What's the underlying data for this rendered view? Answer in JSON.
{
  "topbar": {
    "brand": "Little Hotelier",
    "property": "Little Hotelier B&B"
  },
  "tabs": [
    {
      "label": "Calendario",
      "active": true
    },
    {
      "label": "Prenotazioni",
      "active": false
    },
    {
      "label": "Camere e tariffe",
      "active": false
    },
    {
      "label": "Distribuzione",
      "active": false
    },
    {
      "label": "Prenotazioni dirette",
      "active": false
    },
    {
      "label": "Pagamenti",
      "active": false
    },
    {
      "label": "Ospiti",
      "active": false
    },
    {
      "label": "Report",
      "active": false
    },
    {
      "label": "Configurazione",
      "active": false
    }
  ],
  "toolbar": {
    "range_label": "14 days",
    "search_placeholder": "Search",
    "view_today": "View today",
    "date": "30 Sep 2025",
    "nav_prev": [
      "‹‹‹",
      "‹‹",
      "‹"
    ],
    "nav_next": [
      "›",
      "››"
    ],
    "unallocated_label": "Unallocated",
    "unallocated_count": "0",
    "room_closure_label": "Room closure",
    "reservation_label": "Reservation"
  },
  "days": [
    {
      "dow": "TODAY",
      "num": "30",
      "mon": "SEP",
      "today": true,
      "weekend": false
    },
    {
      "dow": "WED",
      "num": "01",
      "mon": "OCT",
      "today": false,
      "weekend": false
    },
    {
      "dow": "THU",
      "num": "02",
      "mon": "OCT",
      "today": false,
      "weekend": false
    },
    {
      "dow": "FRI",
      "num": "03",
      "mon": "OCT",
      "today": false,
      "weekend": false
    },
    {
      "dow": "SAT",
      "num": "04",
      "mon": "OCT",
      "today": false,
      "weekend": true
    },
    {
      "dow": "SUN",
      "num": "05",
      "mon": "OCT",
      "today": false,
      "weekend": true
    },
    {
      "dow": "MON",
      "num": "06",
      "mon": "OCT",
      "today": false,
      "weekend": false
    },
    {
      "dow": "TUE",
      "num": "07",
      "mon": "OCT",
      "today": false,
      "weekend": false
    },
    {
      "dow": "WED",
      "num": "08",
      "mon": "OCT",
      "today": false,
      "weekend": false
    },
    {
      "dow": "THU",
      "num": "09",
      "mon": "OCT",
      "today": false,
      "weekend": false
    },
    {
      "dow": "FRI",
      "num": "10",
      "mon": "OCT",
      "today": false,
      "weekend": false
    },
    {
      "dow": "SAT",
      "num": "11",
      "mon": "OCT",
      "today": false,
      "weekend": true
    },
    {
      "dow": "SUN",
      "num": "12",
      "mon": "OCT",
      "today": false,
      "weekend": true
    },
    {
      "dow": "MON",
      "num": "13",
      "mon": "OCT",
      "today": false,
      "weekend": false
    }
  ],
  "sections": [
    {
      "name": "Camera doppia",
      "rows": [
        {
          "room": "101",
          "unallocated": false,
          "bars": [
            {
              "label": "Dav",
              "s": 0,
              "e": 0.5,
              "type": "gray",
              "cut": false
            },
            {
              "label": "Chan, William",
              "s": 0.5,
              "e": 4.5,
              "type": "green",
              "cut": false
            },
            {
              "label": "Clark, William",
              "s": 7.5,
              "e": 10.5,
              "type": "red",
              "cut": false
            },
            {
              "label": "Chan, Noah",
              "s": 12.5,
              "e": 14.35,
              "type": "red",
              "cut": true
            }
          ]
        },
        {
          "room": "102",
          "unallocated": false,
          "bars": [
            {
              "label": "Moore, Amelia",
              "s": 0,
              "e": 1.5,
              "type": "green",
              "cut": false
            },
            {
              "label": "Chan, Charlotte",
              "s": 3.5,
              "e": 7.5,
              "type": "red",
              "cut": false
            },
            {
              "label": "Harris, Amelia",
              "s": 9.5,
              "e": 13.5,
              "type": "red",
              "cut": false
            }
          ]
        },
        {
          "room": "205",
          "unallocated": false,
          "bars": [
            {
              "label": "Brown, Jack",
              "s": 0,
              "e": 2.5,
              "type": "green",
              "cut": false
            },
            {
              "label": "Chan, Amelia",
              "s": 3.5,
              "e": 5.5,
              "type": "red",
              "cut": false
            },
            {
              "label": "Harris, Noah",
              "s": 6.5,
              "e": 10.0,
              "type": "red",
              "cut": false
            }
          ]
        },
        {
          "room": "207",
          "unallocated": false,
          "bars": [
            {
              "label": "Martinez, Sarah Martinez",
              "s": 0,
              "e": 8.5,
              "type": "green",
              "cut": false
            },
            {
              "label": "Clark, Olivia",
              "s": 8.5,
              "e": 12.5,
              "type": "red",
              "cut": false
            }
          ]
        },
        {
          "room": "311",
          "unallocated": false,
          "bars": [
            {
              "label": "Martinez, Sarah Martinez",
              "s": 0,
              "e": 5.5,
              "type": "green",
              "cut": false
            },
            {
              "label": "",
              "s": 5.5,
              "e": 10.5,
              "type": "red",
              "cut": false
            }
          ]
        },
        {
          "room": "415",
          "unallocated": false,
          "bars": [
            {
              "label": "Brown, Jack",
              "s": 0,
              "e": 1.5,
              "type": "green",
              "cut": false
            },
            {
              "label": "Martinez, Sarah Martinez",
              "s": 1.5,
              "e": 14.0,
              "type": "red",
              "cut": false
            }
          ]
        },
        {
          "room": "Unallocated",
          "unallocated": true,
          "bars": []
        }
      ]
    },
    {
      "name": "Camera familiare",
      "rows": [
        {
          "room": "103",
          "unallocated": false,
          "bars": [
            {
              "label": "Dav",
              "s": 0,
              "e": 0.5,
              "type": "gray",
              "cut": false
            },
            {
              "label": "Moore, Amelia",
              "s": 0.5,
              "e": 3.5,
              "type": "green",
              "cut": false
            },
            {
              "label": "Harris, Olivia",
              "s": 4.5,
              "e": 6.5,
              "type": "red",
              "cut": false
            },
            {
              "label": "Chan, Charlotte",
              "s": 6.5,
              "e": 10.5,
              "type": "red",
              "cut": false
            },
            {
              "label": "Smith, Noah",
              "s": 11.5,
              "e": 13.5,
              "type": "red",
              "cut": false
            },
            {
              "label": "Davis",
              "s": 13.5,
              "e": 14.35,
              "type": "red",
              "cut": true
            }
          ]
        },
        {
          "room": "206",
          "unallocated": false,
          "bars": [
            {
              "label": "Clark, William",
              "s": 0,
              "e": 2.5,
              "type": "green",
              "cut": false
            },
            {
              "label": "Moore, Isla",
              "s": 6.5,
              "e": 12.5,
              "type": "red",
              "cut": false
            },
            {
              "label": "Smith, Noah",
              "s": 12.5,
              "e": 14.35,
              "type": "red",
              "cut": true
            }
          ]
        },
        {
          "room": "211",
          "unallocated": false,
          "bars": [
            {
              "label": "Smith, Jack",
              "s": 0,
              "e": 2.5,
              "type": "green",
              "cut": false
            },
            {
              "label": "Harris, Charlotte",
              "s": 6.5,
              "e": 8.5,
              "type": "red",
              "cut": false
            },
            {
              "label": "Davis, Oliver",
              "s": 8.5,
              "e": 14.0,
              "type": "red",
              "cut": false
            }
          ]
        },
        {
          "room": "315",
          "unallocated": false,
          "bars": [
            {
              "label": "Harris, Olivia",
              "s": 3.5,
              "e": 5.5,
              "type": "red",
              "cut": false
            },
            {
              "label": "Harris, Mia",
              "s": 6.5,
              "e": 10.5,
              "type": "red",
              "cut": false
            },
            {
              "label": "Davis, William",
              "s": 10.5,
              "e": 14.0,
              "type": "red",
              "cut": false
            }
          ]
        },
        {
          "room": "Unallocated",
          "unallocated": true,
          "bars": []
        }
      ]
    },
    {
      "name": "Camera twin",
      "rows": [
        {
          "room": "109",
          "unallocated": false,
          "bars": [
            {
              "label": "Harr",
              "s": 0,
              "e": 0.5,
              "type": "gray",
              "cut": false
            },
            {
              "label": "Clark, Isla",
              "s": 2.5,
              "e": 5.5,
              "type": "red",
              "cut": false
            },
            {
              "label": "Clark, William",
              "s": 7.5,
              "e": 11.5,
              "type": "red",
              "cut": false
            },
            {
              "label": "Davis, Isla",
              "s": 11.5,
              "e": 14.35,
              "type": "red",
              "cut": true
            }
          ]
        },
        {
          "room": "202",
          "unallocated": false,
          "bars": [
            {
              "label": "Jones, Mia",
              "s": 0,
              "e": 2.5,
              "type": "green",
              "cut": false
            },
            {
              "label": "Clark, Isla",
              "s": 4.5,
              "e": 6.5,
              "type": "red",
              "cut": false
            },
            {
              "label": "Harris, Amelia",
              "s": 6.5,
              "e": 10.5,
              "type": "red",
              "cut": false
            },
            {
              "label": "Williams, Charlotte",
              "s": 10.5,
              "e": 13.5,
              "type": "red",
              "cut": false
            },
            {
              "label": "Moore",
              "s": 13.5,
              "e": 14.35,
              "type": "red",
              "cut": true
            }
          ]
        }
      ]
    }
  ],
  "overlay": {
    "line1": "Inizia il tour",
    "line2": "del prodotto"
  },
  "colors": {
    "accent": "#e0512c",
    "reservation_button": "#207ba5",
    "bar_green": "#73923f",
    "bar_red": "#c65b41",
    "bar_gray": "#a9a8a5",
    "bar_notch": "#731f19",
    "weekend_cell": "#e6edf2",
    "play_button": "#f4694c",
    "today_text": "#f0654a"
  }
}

☆ ☆ ☆ ☆ ☆ ☆ ☆

§ **Exercise prompt**: Which lines hold the word "Charlotte"? Copy every one of them.

§ **Answer for the task**:
              "label": "Chan, Charlotte",
              "label": "Chan, Charlotte",
              "label": "Harris, Charlotte",
              "label": "Williams, Charlotte",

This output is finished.